— Start of RECORD EXTRACTS —

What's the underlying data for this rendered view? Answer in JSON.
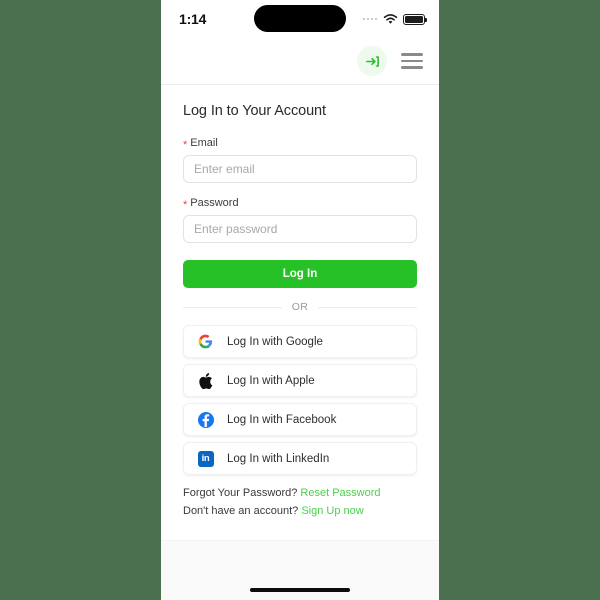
{
  "backdrop_color": "#4a7050",
  "accent_color": "#25c127",
  "link_color": "#4cd04c",
  "status_bar": {
    "time": "1:14",
    "signal_icon": "signal-dots-icon",
    "wifi_icon": "wifi-icon",
    "battery_icon": "battery-full-icon"
  },
  "header": {
    "login_icon": "login-arrow-icon",
    "menu_icon": "hamburger-menu-icon"
  },
  "main": {
    "title": "Log In to Your Account",
    "required_marker": "*",
    "email": {
      "label": "Email",
      "placeholder": "Enter email",
      "value": ""
    },
    "password": {
      "label": "Password",
      "placeholder": "Enter password",
      "value": ""
    },
    "submit_label": "Log In",
    "divider_label": "OR",
    "social_buttons": [
      {
        "label": "Log In with Google",
        "icon": "google-icon"
      },
      {
        "label": "Log In with Apple",
        "icon": "apple-icon"
      },
      {
        "label": "Log In with Facebook",
        "icon": "facebook-icon"
      },
      {
        "label": "Log In with LinkedIn",
        "icon": "linkedin-icon"
      }
    ],
    "footer": {
      "forgot_text": "Forgot Your Password?",
      "forgot_link": "Reset Password",
      "signup_text": "Don't have an account?",
      "signup_link": "Sign Up now"
    }
  },
  "bottom": {
    "home_indicator": "home-indicator"
  }
}
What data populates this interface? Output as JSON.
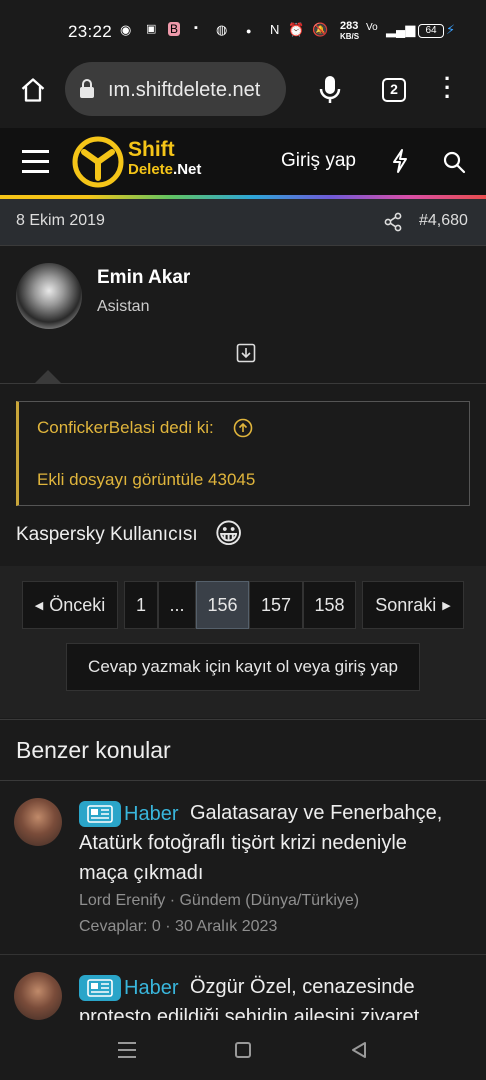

— End of RECORD EXTRACTS —

**GIVEN TASK:** Copy each line of the records above that carries the word "JSON".

**RESULT:**
What's the underlying data for this rendered view? Answer in JSON.
What data populates this interface? Output as JSON.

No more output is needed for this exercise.